▶ _What to do_
Images are excluded; otherwise, output every record exactly.

▶ _Available records_
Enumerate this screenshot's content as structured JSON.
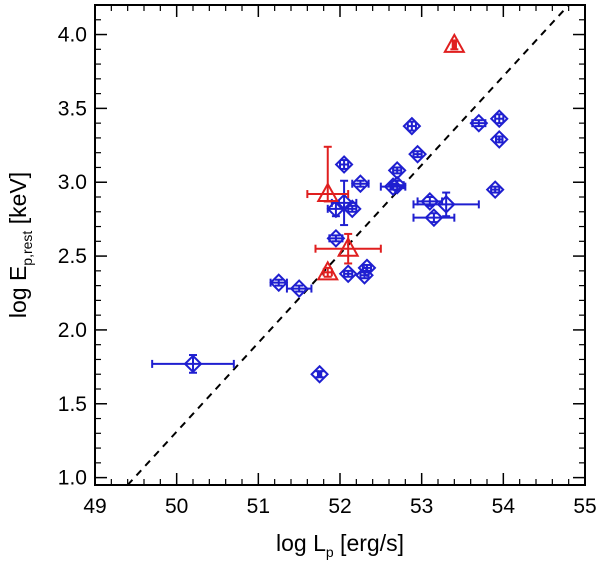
{
  "chart_data": {
    "type": "scatter",
    "xlabel": {
      "main": "log L",
      "sub": "p",
      "unit": " [erg/s]"
    },
    "ylabel": {
      "main": "log E",
      "sub": "p,rest",
      "unit": " [keV]"
    },
    "xlim": [
      49,
      55
    ],
    "ylim": [
      0.95,
      4.2
    ],
    "xticks": [
      49,
      50,
      51,
      52,
      53,
      54,
      55
    ],
    "xtick_labels": [
      "49",
      "50",
      "51",
      "52",
      "53",
      "54",
      "55"
    ],
    "yticks": [
      1.0,
      1.5,
      2.0,
      2.5,
      3.0,
      3.5,
      4.0
    ],
    "ytick_labels": [
      "1.0",
      "1.5",
      "2.0",
      "2.5",
      "3.0",
      "3.5",
      "4.0"
    ],
    "reference_line": {
      "style": "dashed",
      "color": "#000000",
      "points": [
        [
          49.4,
          0.95
        ],
        [
          54.8,
          4.2
        ]
      ]
    },
    "colors": {
      "blue": "#1f1fd0",
      "red": "#e01f1f"
    },
    "series": [
      {
        "name": "blue diamonds",
        "marker": "diamond",
        "color": "#1f1fd0",
        "points": [
          {
            "x": 50.2,
            "y": 1.77,
            "xerr": 0.5,
            "yerr": 0.06
          },
          {
            "x": 51.75,
            "y": 1.7,
            "xerr": 0.02,
            "yerr": 0.02
          },
          {
            "x": 51.25,
            "y": 2.32,
            "xerr": 0.1,
            "yerr": 0.02
          },
          {
            "x": 51.5,
            "y": 2.28,
            "xerr": 0.15,
            "yerr": 0.02
          },
          {
            "x": 51.95,
            "y": 2.62,
            "xerr": 0.08,
            "yerr": 0.02
          },
          {
            "x": 52.1,
            "y": 2.38,
            "xerr": 0.05,
            "yerr": 0.02
          },
          {
            "x": 52.3,
            "y": 2.37,
            "xerr": 0.05,
            "yerr": 0.02
          },
          {
            "x": 52.33,
            "y": 2.42,
            "xerr": 0.05,
            "yerr": 0.02
          },
          {
            "x": 51.95,
            "y": 2.82,
            "xerr": 0.1,
            "yerr": 0.05
          },
          {
            "x": 52.05,
            "y": 2.86,
            "xerr": 0.15,
            "yerr": 0.15
          },
          {
            "x": 52.15,
            "y": 2.82,
            "xerr": 0.05,
            "yerr": 0.02
          },
          {
            "x": 52.05,
            "y": 3.12,
            "xerr": 0.05,
            "yerr": 0.03
          },
          {
            "x": 52.25,
            "y": 2.99,
            "xerr": 0.1,
            "yerr": 0.02
          },
          {
            "x": 52.65,
            "y": 2.97,
            "xerr": 0.15,
            "yerr": 0.02
          },
          {
            "x": 52.7,
            "y": 2.98,
            "xerr": 0.08,
            "yerr": 0.03
          },
          {
            "x": 52.7,
            "y": 3.08,
            "xerr": 0.05,
            "yerr": 0.02
          },
          {
            "x": 52.95,
            "y": 3.19,
            "xerr": 0.05,
            "yerr": 0.02
          },
          {
            "x": 52.88,
            "y": 3.38,
            "xerr": 0.05,
            "yerr": 0.03
          },
          {
            "x": 53.1,
            "y": 2.87,
            "xerr": 0.15,
            "yerr": 0.03
          },
          {
            "x": 53.15,
            "y": 2.76,
            "xerr": 0.25,
            "yerr": 0.03
          },
          {
            "x": 53.3,
            "y": 2.85,
            "xerr": 0.4,
            "yerr": 0.08
          },
          {
            "x": 53.7,
            "y": 3.4,
            "xerr": 0.08,
            "yerr": 0.02
          },
          {
            "x": 53.95,
            "y": 3.43,
            "xerr": 0.05,
            "yerr": 0.03
          },
          {
            "x": 53.95,
            "y": 3.29,
            "xerr": 0.04,
            "yerr": 0.02
          },
          {
            "x": 53.9,
            "y": 2.95,
            "xerr": 0.05,
            "yerr": 0.02
          }
        ]
      },
      {
        "name": "red triangles",
        "marker": "triangle",
        "color": "#e01f1f",
        "points": [
          {
            "x": 53.4,
            "y": 3.93,
            "xerr": 0.02,
            "yerr": 0.03
          },
          {
            "x": 51.85,
            "y": 2.92,
            "xerr": 0.25,
            "yerr": 0.32,
            "yerr_low": 0.05
          },
          {
            "x": 52.1,
            "y": 2.55,
            "xerr": 0.4,
            "yerr": 0.1
          },
          {
            "x": 51.85,
            "y": 2.39,
            "xerr": 0.05,
            "yerr": 0.03
          }
        ]
      }
    ]
  }
}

▶ _Response_
Enumerate this screenshot's content as structured JSON.
{
  "chart_data": {
    "type": "scatter",
    "xlabel": {
      "main": "log L",
      "sub": "p",
      "unit": " [erg/s]"
    },
    "ylabel": {
      "main": "log E",
      "sub": "p,rest",
      "unit": " [keV]"
    },
    "xlim": [
      49,
      55
    ],
    "ylim": [
      0.95,
      4.2
    ],
    "xticks": [
      49,
      50,
      51,
      52,
      53,
      54,
      55
    ],
    "xtick_labels": [
      "49",
      "50",
      "51",
      "52",
      "53",
      "54",
      "55"
    ],
    "yticks": [
      1.0,
      1.5,
      2.0,
      2.5,
      3.0,
      3.5,
      4.0
    ],
    "ytick_labels": [
      "1.0",
      "1.5",
      "2.0",
      "2.5",
      "3.0",
      "3.5",
      "4.0"
    ],
    "reference_line": {
      "style": "dashed",
      "color": "#000000",
      "points": [
        [
          49.4,
          0.95
        ],
        [
          54.8,
          4.2
        ]
      ]
    },
    "colors": {
      "blue": "#1f1fd0",
      "red": "#e01f1f"
    },
    "series": [
      {
        "name": "blue diamonds",
        "marker": "diamond",
        "color": "#1f1fd0",
        "points": [
          {
            "x": 50.2,
            "y": 1.77,
            "xerr": 0.5,
            "yerr": 0.06
          },
          {
            "x": 51.75,
            "y": 1.7,
            "xerr": 0.02,
            "yerr": 0.02
          },
          {
            "x": 51.25,
            "y": 2.32,
            "xerr": 0.1,
            "yerr": 0.02
          },
          {
            "x": 51.5,
            "y": 2.28,
            "xerr": 0.15,
            "yerr": 0.02
          },
          {
            "x": 51.95,
            "y": 2.62,
            "xerr": 0.08,
            "yerr": 0.02
          },
          {
            "x": 52.1,
            "y": 2.38,
            "xerr": 0.05,
            "yerr": 0.02
          },
          {
            "x": 52.3,
            "y": 2.37,
            "xerr": 0.05,
            "yerr": 0.02
          },
          {
            "x": 52.33,
            "y": 2.42,
            "xerr": 0.05,
            "yerr": 0.02
          },
          {
            "x": 51.95,
            "y": 2.82,
            "xerr": 0.1,
            "yerr": 0.05
          },
          {
            "x": 52.05,
            "y": 2.86,
            "xerr": 0.15,
            "yerr": 0.15
          },
          {
            "x": 52.15,
            "y": 2.82,
            "xerr": 0.05,
            "yerr": 0.02
          },
          {
            "x": 52.05,
            "y": 3.12,
            "xerr": 0.05,
            "yerr": 0.03
          },
          {
            "x": 52.25,
            "y": 2.99,
            "xerr": 0.1,
            "yerr": 0.02
          },
          {
            "x": 52.65,
            "y": 2.97,
            "xerr": 0.15,
            "yerr": 0.02
          },
          {
            "x": 52.7,
            "y": 2.98,
            "xerr": 0.08,
            "yerr": 0.03
          },
          {
            "x": 52.7,
            "y": 3.08,
            "xerr": 0.05,
            "yerr": 0.02
          },
          {
            "x": 52.95,
            "y": 3.19,
            "xerr": 0.05,
            "yerr": 0.02
          },
          {
            "x": 52.88,
            "y": 3.38,
            "xerr": 0.05,
            "yerr": 0.03
          },
          {
            "x": 53.1,
            "y": 2.87,
            "xerr": 0.15,
            "yerr": 0.03
          },
          {
            "x": 53.15,
            "y": 2.76,
            "xerr": 0.25,
            "yerr": 0.03
          },
          {
            "x": 53.3,
            "y": 2.85,
            "xerr": 0.4,
            "yerr": 0.08
          },
          {
            "x": 53.7,
            "y": 3.4,
            "xerr": 0.08,
            "yerr": 0.02
          },
          {
            "x": 53.95,
            "y": 3.43,
            "xerr": 0.05,
            "yerr": 0.03
          },
          {
            "x": 53.95,
            "y": 3.29,
            "xerr": 0.04,
            "yerr": 0.02
          },
          {
            "x": 53.9,
            "y": 2.95,
            "xerr": 0.05,
            "yerr": 0.02
          }
        ]
      },
      {
        "name": "red triangles",
        "marker": "triangle",
        "color": "#e01f1f",
        "points": [
          {
            "x": 53.4,
            "y": 3.93,
            "xerr": 0.02,
            "yerr": 0.03
          },
          {
            "x": 51.85,
            "y": 2.92,
            "xerr": 0.25,
            "yerr": 0.32,
            "yerr_low": 0.05
          },
          {
            "x": 52.1,
            "y": 2.55,
            "xerr": 0.4,
            "yerr": 0.1
          },
          {
            "x": 51.85,
            "y": 2.39,
            "xerr": 0.05,
            "yerr": 0.03
          }
        ]
      }
    ]
  }
}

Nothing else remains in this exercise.